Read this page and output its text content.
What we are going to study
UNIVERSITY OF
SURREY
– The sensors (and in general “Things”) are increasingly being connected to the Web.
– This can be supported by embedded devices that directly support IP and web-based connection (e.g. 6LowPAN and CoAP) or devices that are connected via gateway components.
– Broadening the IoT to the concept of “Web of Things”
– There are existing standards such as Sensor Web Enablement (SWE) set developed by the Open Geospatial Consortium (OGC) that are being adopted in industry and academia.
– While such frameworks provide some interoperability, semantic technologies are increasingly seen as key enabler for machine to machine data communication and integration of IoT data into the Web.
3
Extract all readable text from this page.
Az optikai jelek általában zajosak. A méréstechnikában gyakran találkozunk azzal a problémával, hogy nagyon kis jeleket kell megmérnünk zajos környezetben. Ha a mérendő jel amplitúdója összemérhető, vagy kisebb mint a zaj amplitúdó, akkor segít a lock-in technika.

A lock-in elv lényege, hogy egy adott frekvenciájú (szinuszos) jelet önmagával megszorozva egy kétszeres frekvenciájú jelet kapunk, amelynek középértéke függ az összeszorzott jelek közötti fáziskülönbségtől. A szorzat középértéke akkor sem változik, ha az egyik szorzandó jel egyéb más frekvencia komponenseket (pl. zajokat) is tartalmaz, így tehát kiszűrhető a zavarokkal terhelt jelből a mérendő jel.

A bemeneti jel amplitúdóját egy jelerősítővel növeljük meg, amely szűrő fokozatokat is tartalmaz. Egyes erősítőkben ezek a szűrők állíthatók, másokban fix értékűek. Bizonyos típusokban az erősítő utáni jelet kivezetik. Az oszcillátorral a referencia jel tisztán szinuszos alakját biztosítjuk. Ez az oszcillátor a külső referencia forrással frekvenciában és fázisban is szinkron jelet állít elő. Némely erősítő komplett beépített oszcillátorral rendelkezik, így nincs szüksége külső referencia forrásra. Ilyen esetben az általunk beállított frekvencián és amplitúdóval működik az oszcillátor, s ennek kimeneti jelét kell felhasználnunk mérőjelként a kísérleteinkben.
◆ ◆ ◆ ◆
--- WORK TO DO ---
Quote every line from the line containing "Extract all readable text from this page." through the closing line of the listing, including both.

--- EXERCISE SOLUTION ---
Extract all readable text from this page.
Az optikai jelek általában zajosak. A méréstechnikában gyakran találkozunk azzal a problémával, hogy nagyon kis jeleket kell megmérnünk zajos környezetben. Ha a mérendő jel amplitúdója összemérhető, vagy kisebb mint a zaj amplitúdó, akkor segít a lock-in technika.

A lock-in elv lényege, hogy egy adott frekvenciájú (szinuszos) jelet önmagával megszorozva egy kétszeres frekvenciájú jelet kapunk, amelynek középértéke függ az összeszorzott jelek közötti fáziskülönbségtől. A szorzat középértéke akkor sem változik, ha az egyik szorzandó jel egyéb más frekvencia komponenseket (pl. zajokat) is tartalmaz, így tehát kiszűrhető a zavarokkal terhelt jelből a mérendő jel.

A bemeneti jel amplitúdóját egy jelerősítővel növeljük meg, amely szűrő fokozatokat is tartalmaz. Egyes erősítőkben ezek a szűrők állíthatók, másokban fix értékűek. Bizonyos típusokban az erősítő utáni jelet kivezetik. Az oszcillátorral a referencia jel tisztán szinuszos alakját biztosítjuk. Ez az oszcillátor a külső referencia forrással frekvenciában és fázisban is szinkron jelet állít elő. Némely erősítő komplett beépített oszcillátorral rendelkezik, így nincs szüksége külső referencia forrásra. Ilyen esetben az általunk beállított frekvencián és amplitúdóval működik az oszcillátor, s ennek kimeneti jelét kell felhasználnunk mérőjelként a kísérleteinkben.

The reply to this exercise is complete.